● **Problem**
Set down the data below without change, skipping the pictures it holds.

● **Materials provided**
↓

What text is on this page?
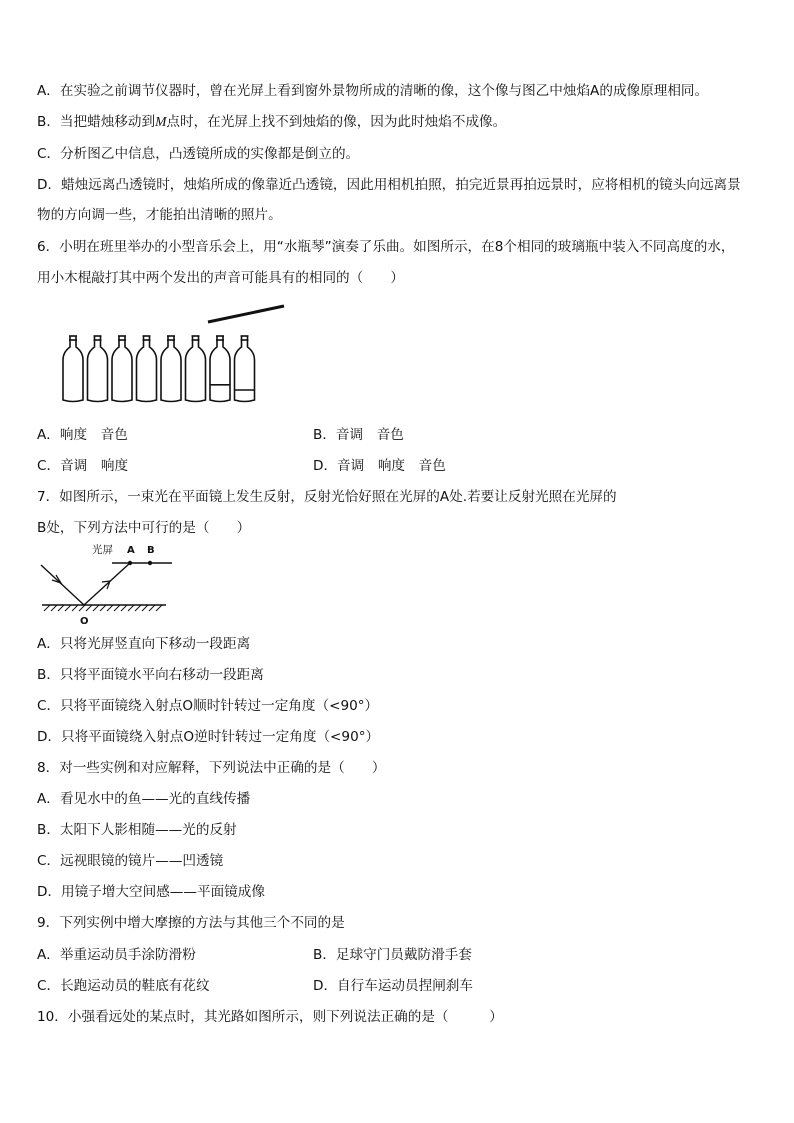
A．在实验之前调节仪器时，曾在光屏上看到窗外景物所成的清晰的像，这个像与图乙中烛焰A的成像原理相同。
B．当把蜡烛移动到M点时，在光屏上找不到烛焰的像，因为此时烛焰不成像。
C．分析图乙中信息，凸透镜所成的实像都是倒立的。
D．蜡烛远离凸透镜时，烛焰所成的像靠近凸透镜，因此用相机拍照，拍完近景再拍远景时，应将相机的镜头向远离景
物的方向调一些，才能拍出清晰的照片。
6．小明在班里举办的小型音乐会上，用“水瓶琴”演奏了乐曲。如图所示，在8个相同的玻璃瓶中装入不同高度的水，
用小木棍敲打其中两个发出的声音可能具有的相同的（　　）
A．响度　音色	B．音调　音色
C．音调　响度	D．音调　响度　音色
7．如图所示，一束光在平面镜上发生反射，反射光恰好照在光屏的A处.若要让反射光照在光屏的
B处，下列方法中可行的是（　　）
光屏 A B
O
A．只将光屏竖直向下移动一段距离
B．只将平面镜水平向右移动一段距离
C．只将平面镜绕入射点O顺时针转过一定角度（<90°）
D．只将平面镜绕入射点O逆时针转过一定角度（<90°）
8．对一些实例和对应解释，下列说法中正确的是（　　）
A．看见水中的鱼——光的直线传播
B．太阳下人影相随——光的反射
C．远视眼镜的镜片——凹透镜
D．用镜子增大空间感——平面镜成像
9．下列实例中增大摩擦的方法与其他三个不同的是
A．举重运动员手涂防滑粉	B．足球守门员戴防滑手套
C．长跑运动员的鞋底有花纹	D．自行车运动员捏闸刹车
10．小强看远处的某点时，其光路如图所示，则下列说法正确的是（　　　）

↑

● **Answer**
What text is on this page?
A．在实验之前调节仪器时，曾在光屏上看到窗外景物所成的清晰的像，这个像与图乙中烛焰A的成像原理相同。
B．当把蜡烛移动到M点时，在光屏上找不到烛焰的像，因为此时烛焰不成像。
C．分析图乙中信息，凸透镜所成的实像都是倒立的。
D．蜡烛远离凸透镜时，烛焰所成的像靠近凸透镜，因此用相机拍照，拍完近景再拍远景时，应将相机的镜头向远离景
物的方向调一些，才能拍出清晰的照片。
6．小明在班里举办的小型音乐会上，用“水瓶琴”演奏了乐曲。如图所示，在8个相同的玻璃瓶中装入不同高度的水，
用小木棍敲打其中两个发出的声音可能具有的相同的（　　）
A．响度　音色	B．音调　音色
C．音调　响度	D．音调　响度　音色
7．如图所示，一束光在平面镜上发生反射，反射光恰好照在光屏的A处.若要让反射光照在光屏的
B处，下列方法中可行的是（　　）
光屏 A B
O
A．只将光屏竖直向下移动一段距离
B．只将平面镜水平向右移动一段距离
C．只将平面镜绕入射点O顺时针转过一定角度（<90°）
D．只将平面镜绕入射点O逆时针转过一定角度（<90°）
8．对一些实例和对应解释，下列说法中正确的是（　　）
A．看见水中的鱼——光的直线传播
B．太阳下人影相随——光的反射
C．远视眼镜的镜片——凹透镜
D．用镜子增大空间感——平面镜成像
9．下列实例中增大摩擦的方法与其他三个不同的是
A．举重运动员手涂防滑粉	B．足球守门员戴防滑手套
C．长跑运动员的鞋底有花纹	D．自行车运动员捏闸刹车
10．小强看远处的某点时，其光路如图所示，则下列说法正确的是（　　　）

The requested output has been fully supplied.